> GOAL OF THE EXERCISE
Pictures stay out of the copy; restate everything else in the material exactly.

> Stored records
==========

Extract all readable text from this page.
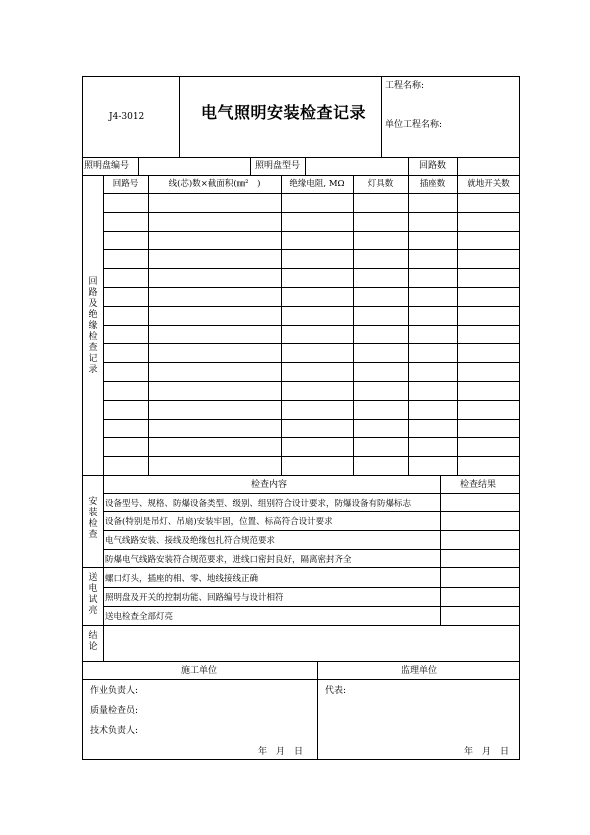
J4-3012	电气照明安装检查记录
工程名称:
单位工程名称:
照明盘编号	照明盘型号	回路数
回路及绝缘检查记录
回路号	线(芯)数×截面积(㎜²　)	绝缘电阻, MΩ	灯具数	插座数	就地开关数
安装检查
检查内容	检查结果
设备型号、规格、防爆设备类型、级别、组别符合设计要求，防爆设备有防爆标志
设备(特别是吊灯、吊扇)安装牢固，位置、标高符合设计要求
电气线路安装、接线及绝缘包扎符合规范要求
防爆电气线路安装符合规范要求，进线口密封良好，隔离密封齐全
送电试亮
螺口灯头，插座的相、零、地线接线正确
照明盘及开关的控制功能、回路编号与设计相符
送电检查全部灯亮
结论
施工单位	监理单位
作业负责人:
质量检查员:
技术负责人:
代表:
年　月　日	年　月　日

==========

> OUTPUT FOR THIS TASK
Extract all readable text from this page.
J4-3012	电气照明安装检查记录
工程名称:
单位工程名称:
照明盘编号	照明盘型号	回路数
回路及绝缘检查记录
回路号	线(芯)数×截面积(㎜²　)	绝缘电阻, MΩ	灯具数	插座数	就地开关数
安装检查
检查内容	检查结果
设备型号、规格、防爆设备类型、级别、组别符合设计要求，防爆设备有防爆标志
设备(特别是吊灯、吊扇)安装牢固，位置、标高符合设计要求
电气线路安装、接线及绝缘包扎符合规范要求
防爆电气线路安装符合规范要求，进线口密封良好，隔离密封齐全
送电试亮
螺口灯头，插座的相、零、地线接线正确
照明盘及开关的控制功能、回路编号与设计相符
送电检查全部灯亮
结论
施工单位	监理单位
作业负责人:
质量检查员:
技术负责人:
代表:
年　月　日	年　月　日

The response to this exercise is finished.